_SET EXERCISE_
Leave out the pictures and return every entry exactly as it appears.

_EXTRACTED INFORMATION_
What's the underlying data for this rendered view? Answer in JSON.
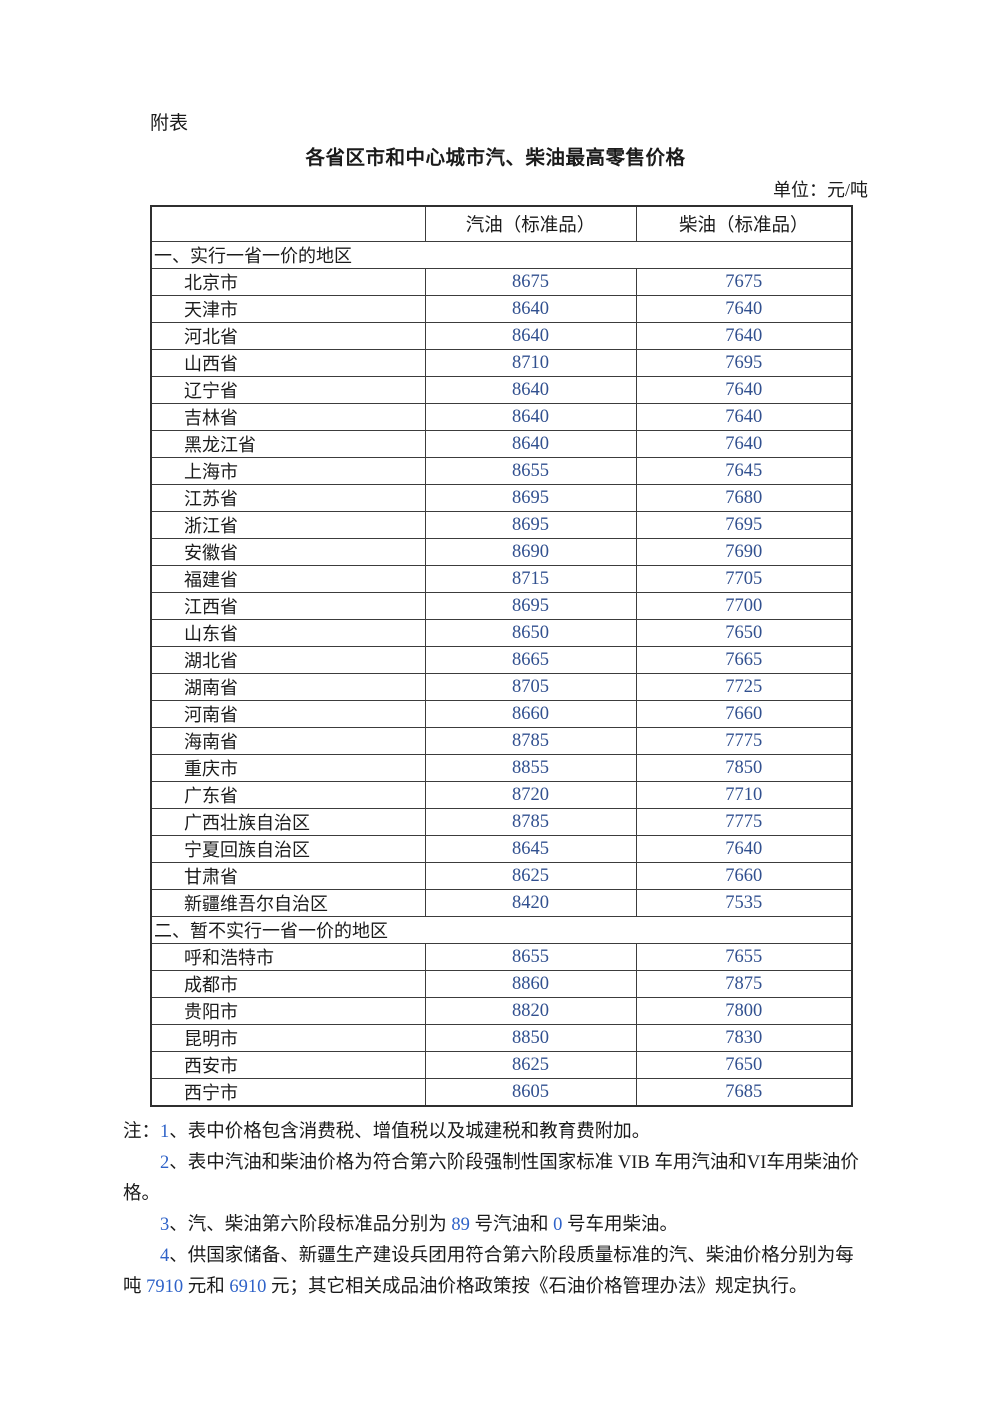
{
  "page": {
    "attachment_label": "附表",
    "title": "各省区市和中心城市汽、柴油最高零售价格",
    "unit_label": "单位：元/吨"
  },
  "table": {
    "columns": [
      "",
      "汽油（标准品）",
      "柴油（标准品）"
    ],
    "sections": [
      {
        "heading": "一、实行一省一价的地区",
        "rows": [
          {
            "region": "北京市",
            "gasoline": "8675",
            "diesel": "7675"
          },
          {
            "region": "天津市",
            "gasoline": "8640",
            "diesel": "7640"
          },
          {
            "region": "河北省",
            "gasoline": "8640",
            "diesel": "7640"
          },
          {
            "region": "山西省",
            "gasoline": "8710",
            "diesel": "7695"
          },
          {
            "region": "辽宁省",
            "gasoline": "8640",
            "diesel": "7640"
          },
          {
            "region": "吉林省",
            "gasoline": "8640",
            "diesel": "7640"
          },
          {
            "region": "黑龙江省",
            "gasoline": "8640",
            "diesel": "7640"
          },
          {
            "region": "上海市",
            "gasoline": "8655",
            "diesel": "7645"
          },
          {
            "region": "江苏省",
            "gasoline": "8695",
            "diesel": "7680"
          },
          {
            "region": "浙江省",
            "gasoline": "8695",
            "diesel": "7695"
          },
          {
            "region": "安徽省",
            "gasoline": "8690",
            "diesel": "7690"
          },
          {
            "region": "福建省",
            "gasoline": "8715",
            "diesel": "7705"
          },
          {
            "region": "江西省",
            "gasoline": "8695",
            "diesel": "7700"
          },
          {
            "region": "山东省",
            "gasoline": "8650",
            "diesel": "7650"
          },
          {
            "region": "湖北省",
            "gasoline": "8665",
            "diesel": "7665"
          },
          {
            "region": "湖南省",
            "gasoline": "8705",
            "diesel": "7725"
          },
          {
            "region": "河南省",
            "gasoline": "8660",
            "diesel": "7660"
          },
          {
            "region": "海南省",
            "gasoline": "8785",
            "diesel": "7775"
          },
          {
            "region": "重庆市",
            "gasoline": "8855",
            "diesel": "7850"
          },
          {
            "region": "广东省",
            "gasoline": "8720",
            "diesel": "7710"
          },
          {
            "region": "广西壮族自治区",
            "gasoline": "8785",
            "diesel": "7775"
          },
          {
            "region": "宁夏回族自治区",
            "gasoline": "8645",
            "diesel": "7640"
          },
          {
            "region": "甘肃省",
            "gasoline": "8625",
            "diesel": "7660"
          },
          {
            "region": "新疆维吾尔自治区",
            "gasoline": "8420",
            "diesel": "7535"
          }
        ]
      },
      {
        "heading": "二、暂不实行一省一价的地区",
        "rows": [
          {
            "region": "呼和浩特市",
            "gasoline": "8655",
            "diesel": "7655"
          },
          {
            "region": "成都市",
            "gasoline": "8860",
            "diesel": "7875"
          },
          {
            "region": "贵阳市",
            "gasoline": "8820",
            "diesel": "7800"
          },
          {
            "region": "昆明市",
            "gasoline": "8850",
            "diesel": "7830"
          },
          {
            "region": "西安市",
            "gasoline": "8625",
            "diesel": "7650"
          },
          {
            "region": "西宁市",
            "gasoline": "8605",
            "diesel": "7685"
          }
        ]
      }
    ]
  },
  "notes": {
    "prefix": "注：",
    "items": [
      "1、表中价格包含消费税、增值税以及城建税和教育费附加。",
      "2、表中汽油和柴油价格为符合第六阶段强制性国家标准 VIB 车用汽油和VI车用柴油价格。",
      "3、汽、柴油第六阶段标准品分别为 89 号汽油和 0 号车用柴油。",
      "4、供国家储备、新疆生产建设兵团用符合第六阶段质量标准的汽、柴油价格分别为每吨 7910 元和 6910 元；其它相关成品油价格政策按《石油价格管理办法》规定执行。"
    ]
  },
  "colors": {
    "table_number_blue": "#31508f",
    "note_digit_blue": "#2e62c8",
    "text_black": "#1b1b1b",
    "border_gray": "#3c3c3c"
  }
}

_PROBLEM SOLUTION_
What's the underlying data for this rendered view? Answer in JSON.
{
  "page": {
    "attachment_label": "附表",
    "title": "各省区市和中心城市汽、柴油最高零售价格",
    "unit_label": "单位：元/吨"
  },
  "table": {
    "columns": [
      "",
      "汽油（标准品）",
      "柴油（标准品）"
    ],
    "sections": [
      {
        "heading": "一、实行一省一价的地区",
        "rows": [
          {
            "region": "北京市",
            "gasoline": "8675",
            "diesel": "7675"
          },
          {
            "region": "天津市",
            "gasoline": "8640",
            "diesel": "7640"
          },
          {
            "region": "河北省",
            "gasoline": "8640",
            "diesel": "7640"
          },
          {
            "region": "山西省",
            "gasoline": "8710",
            "diesel": "7695"
          },
          {
            "region": "辽宁省",
            "gasoline": "8640",
            "diesel": "7640"
          },
          {
            "region": "吉林省",
            "gasoline": "8640",
            "diesel": "7640"
          },
          {
            "region": "黑龙江省",
            "gasoline": "8640",
            "diesel": "7640"
          },
          {
            "region": "上海市",
            "gasoline": "8655",
            "diesel": "7645"
          },
          {
            "region": "江苏省",
            "gasoline": "8695",
            "diesel": "7680"
          },
          {
            "region": "浙江省",
            "gasoline": "8695",
            "diesel": "7695"
          },
          {
            "region": "安徽省",
            "gasoline": "8690",
            "diesel": "7690"
          },
          {
            "region": "福建省",
            "gasoline": "8715",
            "diesel": "7705"
          },
          {
            "region": "江西省",
            "gasoline": "8695",
            "diesel": "7700"
          },
          {
            "region": "山东省",
            "gasoline": "8650",
            "diesel": "7650"
          },
          {
            "region": "湖北省",
            "gasoline": "8665",
            "diesel": "7665"
          },
          {
            "region": "湖南省",
            "gasoline": "8705",
            "diesel": "7725"
          },
          {
            "region": "河南省",
            "gasoline": "8660",
            "diesel": "7660"
          },
          {
            "region": "海南省",
            "gasoline": "8785",
            "diesel": "7775"
          },
          {
            "region": "重庆市",
            "gasoline": "8855",
            "diesel": "7850"
          },
          {
            "region": "广东省",
            "gasoline": "8720",
            "diesel": "7710"
          },
          {
            "region": "广西壮族自治区",
            "gasoline": "8785",
            "diesel": "7775"
          },
          {
            "region": "宁夏回族自治区",
            "gasoline": "8645",
            "diesel": "7640"
          },
          {
            "region": "甘肃省",
            "gasoline": "8625",
            "diesel": "7660"
          },
          {
            "region": "新疆维吾尔自治区",
            "gasoline": "8420",
            "diesel": "7535"
          }
        ]
      },
      {
        "heading": "二、暂不实行一省一价的地区",
        "rows": [
          {
            "region": "呼和浩特市",
            "gasoline": "8655",
            "diesel": "7655"
          },
          {
            "region": "成都市",
            "gasoline": "8860",
            "diesel": "7875"
          },
          {
            "region": "贵阳市",
            "gasoline": "8820",
            "diesel": "7800"
          },
          {
            "region": "昆明市",
            "gasoline": "8850",
            "diesel": "7830"
          },
          {
            "region": "西安市",
            "gasoline": "8625",
            "diesel": "7650"
          },
          {
            "region": "西宁市",
            "gasoline": "8605",
            "diesel": "7685"
          }
        ]
      }
    ]
  },
  "notes": {
    "prefix": "注：",
    "items": [
      "1、表中价格包含消费税、增值税以及城建税和教育费附加。",
      "2、表中汽油和柴油价格为符合第六阶段强制性国家标准 VIB 车用汽油和VI车用柴油价格。",
      "3、汽、柴油第六阶段标准品分别为 89 号汽油和 0 号车用柴油。",
      "4、供国家储备、新疆生产建设兵团用符合第六阶段质量标准的汽、柴油价格分别为每吨 7910 元和 6910 元；其它相关成品油价格政策按《石油价格管理办法》规定执行。"
    ]
  },
  "colors": {
    "table_number_blue": "#31508f",
    "note_digit_blue": "#2e62c8",
    "text_black": "#1b1b1b",
    "border_gray": "#3c3c3c"
  }
}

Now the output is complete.